[Items from a figure collection]
○ ○ ○ ○

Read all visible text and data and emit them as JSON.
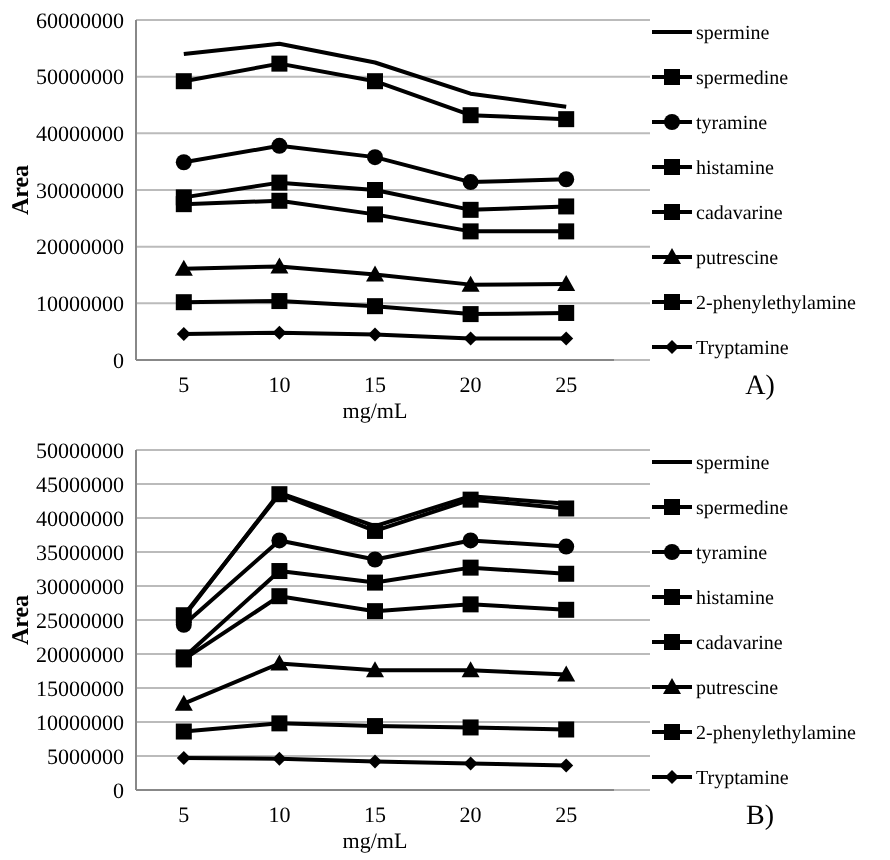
{
  "chart_data": [
    {
      "type": "line",
      "categories": [
        "5",
        "10",
        "15",
        "20",
        "25"
      ],
      "xlabel": "mg/mL",
      "ylabel": "Area",
      "ylim": [
        0,
        60000000
      ],
      "yticks": [
        0,
        10000000,
        20000000,
        30000000,
        40000000,
        50000000,
        60000000
      ],
      "grid": "y",
      "legend": "right",
      "annotations": [
        "A)"
      ],
      "series": [
        {
          "name": "spermine",
          "color": "#000000",
          "marker": "none",
          "values": [
            54000000,
            55800000,
            52500000,
            47000000,
            44700000
          ]
        },
        {
          "name": "spermedine",
          "color": "#000000",
          "marker": "square",
          "values": [
            49200000,
            52300000,
            49200000,
            43200000,
            42500000
          ]
        },
        {
          "name": "tyramine",
          "color": "#000000",
          "marker": "circle",
          "values": [
            34900000,
            37800000,
            35800000,
            31400000,
            31900000
          ]
        },
        {
          "name": "histamine",
          "color": "#000000",
          "marker": "square",
          "values": [
            28700000,
            31300000,
            30000000,
            26500000,
            27100000
          ]
        },
        {
          "name": "cadavarine",
          "color": "#000000",
          "marker": "square",
          "values": [
            27500000,
            28100000,
            25700000,
            22700000,
            22700000
          ]
        },
        {
          "name": "putrescine",
          "color": "#000000",
          "marker": "triangle",
          "values": [
            16100000,
            16500000,
            15100000,
            13300000,
            13400000
          ]
        },
        {
          "name": "2-phenylethylamine",
          "color": "#000000",
          "marker": "square",
          "values": [
            10200000,
            10400000,
            9500000,
            8100000,
            8300000
          ]
        },
        {
          "name": "Tryptamine",
          "color": "#000000",
          "marker": "diamond",
          "values": [
            4600000,
            4800000,
            4500000,
            3800000,
            3800000
          ]
        }
      ]
    },
    {
      "type": "line",
      "categories": [
        "5",
        "10",
        "15",
        "20",
        "25"
      ],
      "xlabel": "mg/mL",
      "ylabel": "Area",
      "ylim": [
        0,
        50000000
      ],
      "yticks": [
        0,
        5000000,
        10000000,
        15000000,
        20000000,
        25000000,
        30000000,
        35000000,
        40000000,
        45000000,
        50000000
      ],
      "grid": "y",
      "legend": "right",
      "annotations": [
        "B)"
      ],
      "series": [
        {
          "name": "spermine",
          "color": "#000000",
          "marker": "none",
          "values": [
            25500000,
            43700000,
            38800000,
            43200000,
            42100000
          ]
        },
        {
          "name": "spermedine",
          "color": "#000000",
          "marker": "square",
          "values": [
            25700000,
            43500000,
            38100000,
            42700000,
            41400000
          ]
        },
        {
          "name": "tyramine",
          "color": "#000000",
          "marker": "circle",
          "values": [
            24300000,
            36700000,
            33900000,
            36700000,
            35800000
          ]
        },
        {
          "name": "histamine",
          "color": "#000000",
          "marker": "square",
          "values": [
            19500000,
            32200000,
            30500000,
            32700000,
            31800000
          ]
        },
        {
          "name": "cadavarine",
          "color": "#000000",
          "marker": "square",
          "values": [
            19200000,
            28500000,
            26300000,
            27300000,
            26500000
          ]
        },
        {
          "name": "putrescine",
          "color": "#000000",
          "marker": "triangle",
          "values": [
            12700000,
            18600000,
            17600000,
            17600000,
            17000000
          ]
        },
        {
          "name": "2-phenylethylamine",
          "color": "#000000",
          "marker": "square",
          "values": [
            8600000,
            9800000,
            9400000,
            9200000,
            8900000
          ]
        },
        {
          "name": "Tryptamine",
          "color": "#000000",
          "marker": "diamond",
          "values": [
            4700000,
            4600000,
            4200000,
            3900000,
            3600000
          ]
        }
      ]
    }
  ]
}
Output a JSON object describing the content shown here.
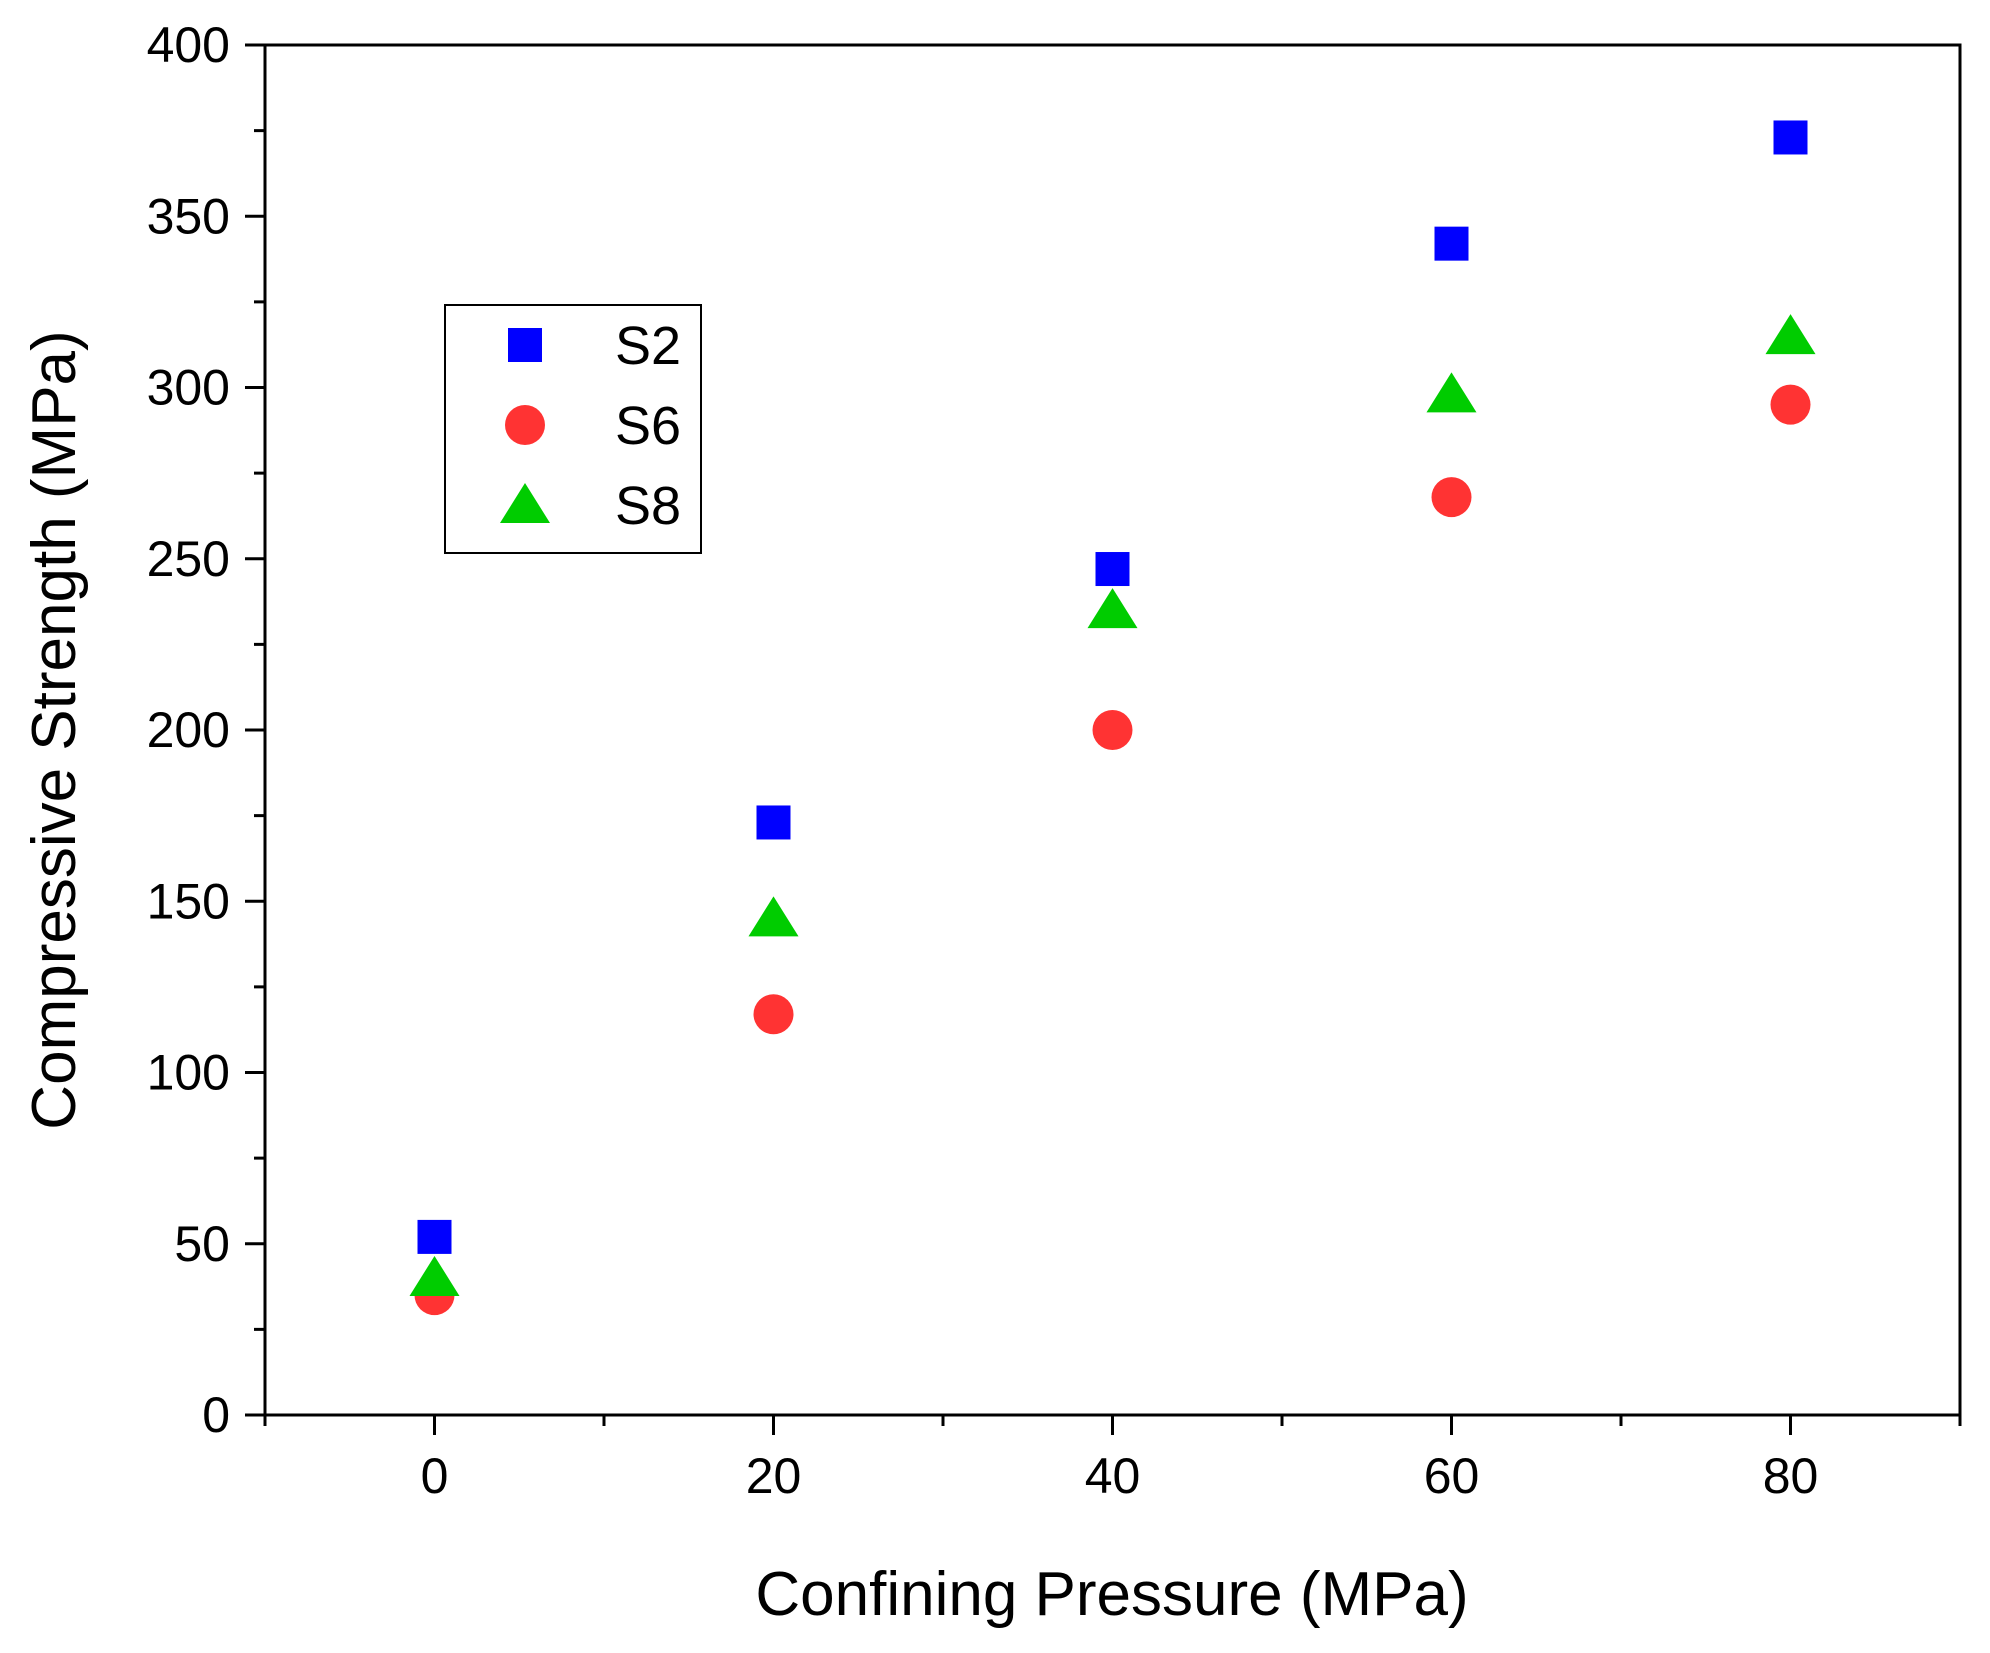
{
  "chart_data": {
    "type": "scatter",
    "title": "",
    "xlabel": "Confining Pressure (MPa)",
    "ylabel": "Compressive Strength (MPa)",
    "xlim": [
      -10,
      90
    ],
    "ylim": [
      0,
      400
    ],
    "xticks": [
      0,
      20,
      40,
      60,
      80
    ],
    "xtick_labels": [
      "0",
      "20",
      "40",
      "60",
      "80"
    ],
    "yticks": [
      0,
      50,
      100,
      150,
      200,
      250,
      300,
      350,
      400
    ],
    "ytick_labels": [
      "0",
      "50",
      "100",
      "150",
      "200",
      "250",
      "300",
      "350",
      "400"
    ],
    "legend_position": "upper-left",
    "grid": false,
    "series": [
      {
        "name": "S2",
        "marker": "square",
        "color": "#0000ff",
        "x": [
          0,
          20,
          40,
          60,
          80
        ],
        "y": [
          52,
          173,
          247,
          342,
          373
        ]
      },
      {
        "name": "S6",
        "marker": "circle",
        "color": "#ff3333",
        "x": [
          0,
          20,
          40,
          60,
          80
        ],
        "y": [
          35,
          117,
          200,
          268,
          295
        ]
      },
      {
        "name": "S8",
        "marker": "triangle",
        "color": "#00cc00",
        "x": [
          0,
          20,
          40,
          60,
          80
        ],
        "y": [
          40,
          145,
          235,
          298,
          315
        ]
      }
    ]
  }
}
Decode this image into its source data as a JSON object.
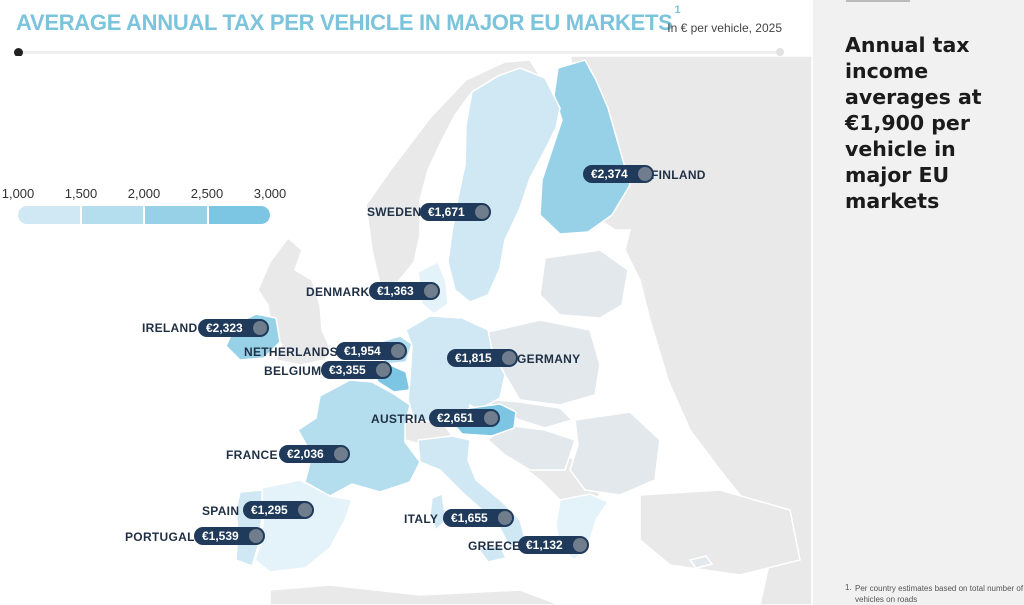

○ ○ ○ ○

**What this task involves**
Each line of the data is to be duplicated exactly; pictures stay out of the copy.

**Final result**
Read all visible text and data and emit them as JSON.
{
  "chart_data": [
    {
      "type": "line",
      "categories": [
        "5",
        "10",
        "15",
        "20",
        "25"
      ],
      "xlabel": "mg/mL",
      "ylabel": "Area",
      "ylim": [
        0,
        60000000
      ],
      "yticks": [
        0,
        10000000,
        20000000,
        30000000,
        40000000,
        50000000,
        60000000
      ],
      "grid": "y",
      "legend": "right",
      "annotations": [
        "A)"
      ],
      "series": [
        {
          "name": "spermine",
          "color": "#000000",
          "marker": "none",
          "values": [
            54000000,
            55800000,
            52500000,
            47000000,
            44700000
          ]
        },
        {
          "name": "spermedine",
          "color": "#000000",
          "marker": "square",
          "values": [
            49200000,
            52300000,
            49200000,
            43200000,
            42500000
          ]
        },
        {
          "name": "tyramine",
          "color": "#000000",
          "marker": "circle",
          "values": [
            34900000,
            37800000,
            35800000,
            31400000,
            31900000
          ]
        },
        {
          "name": "histamine",
          "color": "#000000",
          "marker": "square",
          "values": [
            28700000,
            31300000,
            30000000,
            26500000,
            27100000
          ]
        },
        {
          "name": "cadavarine",
          "color": "#000000",
          "marker": "square",
          "values": [
            27500000,
            28100000,
            25700000,
            22700000,
            22700000
          ]
        },
        {
          "name": "putrescine",
          "color": "#000000",
          "marker": "triangle",
          "values": [
            16100000,
            16500000,
            15100000,
            13300000,
            13400000
          ]
        },
        {
          "name": "2-phenylethylamine",
          "color": "#000000",
          "marker": "square",
          "values": [
            10200000,
            10400000,
            9500000,
            8100000,
            8300000
          ]
        },
        {
          "name": "Tryptamine",
          "color": "#000000",
          "marker": "diamond",
          "values": [
            4600000,
            4800000,
            4500000,
            3800000,
            3800000
          ]
        }
      ]
    },
    {
      "type": "line",
      "categories": [
        "5",
        "10",
        "15",
        "20",
        "25"
      ],
      "xlabel": "mg/mL",
      "ylabel": "Area",
      "ylim": [
        0,
        50000000
      ],
      "yticks": [
        0,
        5000000,
        10000000,
        15000000,
        20000000,
        25000000,
        30000000,
        35000000,
        40000000,
        45000000,
        50000000
      ],
      "grid": "y",
      "legend": "right",
      "annotations": [
        "B)"
      ],
      "series": [
        {
          "name": "spermine",
          "color": "#000000",
          "marker": "none",
          "values": [
            25500000,
            43700000,
            38800000,
            43200000,
            42100000
          ]
        },
        {
          "name": "spermedine",
          "color": "#000000",
          "marker": "square",
          "values": [
            25700000,
            43500000,
            38100000,
            42700000,
            41400000
          ]
        },
        {
          "name": "tyramine",
          "color": "#000000",
          "marker": "circle",
          "values": [
            24300000,
            36700000,
            33900000,
            36700000,
            35800000
          ]
        },
        {
          "name": "histamine",
          "color": "#000000",
          "marker": "square",
          "values": [
            19500000,
            32200000,
            30500000,
            32700000,
            31800000
          ]
        },
        {
          "name": "cadavarine",
          "color": "#000000",
          "marker": "square",
          "values": [
            19200000,
            28500000,
            26300000,
            27300000,
            26500000
          ]
        },
        {
          "name": "putrescine",
          "color": "#000000",
          "marker": "triangle",
          "values": [
            12700000,
            18600000,
            17600000,
            17600000,
            17000000
          ]
        },
        {
          "name": "2-phenylethylamine",
          "color": "#000000",
          "marker": "square",
          "values": [
            8600000,
            9800000,
            9400000,
            9200000,
            8900000
          ]
        },
        {
          "name": "Tryptamine",
          "color": "#000000",
          "marker": "diamond",
          "values": [
            4700000,
            4600000,
            4200000,
            3900000,
            3600000
          ]
        }
      ]
    }
  ]
}
Output a JSON object describing the content shown here.
{
  "chart_data": {
    "type": "scatter",
    "title": "",
    "xlabel": "Confining Pressure (MPa)",
    "ylabel": "Compressive Strength (MPa)",
    "xlim": [
      -10,
      90
    ],
    "ylim": [
      0,
      400
    ],
    "xticks": [
      0,
      20,
      40,
      60,
      80
    ],
    "xtick_labels": [
      "0",
      "20",
      "40",
      "60",
      "80"
    ],
    "yticks": [
      0,
      50,
      100,
      150,
      200,
      250,
      300,
      350,
      400
    ],
    "ytick_labels": [
      "0",
      "50",
      "100",
      "150",
      "200",
      "250",
      "300",
      "350",
      "400"
    ],
    "legend_position": "upper-left",
    "grid": false,
    "series": [
      {
        "name": "S2",
        "marker": "square",
        "color": "#0000ff",
        "x": [
          0,
          20,
          40,
          60,
          80
        ],
        "y": [
          52,
          173,
          247,
          342,
          373
        ]
      },
      {
        "name": "S6",
        "marker": "circle",
        "color": "#ff3333",
        "x": [
          0,
          20,
          40,
          60,
          80
        ],
        "y": [
          35,
          117,
          200,
          268,
          295
        ]
      },
      {
        "name": "S8",
        "marker": "triangle",
        "color": "#00cc00",
        "x": [
          0,
          20,
          40,
          60,
          80
        ],
        "y": [
          40,
          145,
          235,
          298,
          315
        ]
      }
    ]
  }
}
Decode this image into its source data as a JSON object.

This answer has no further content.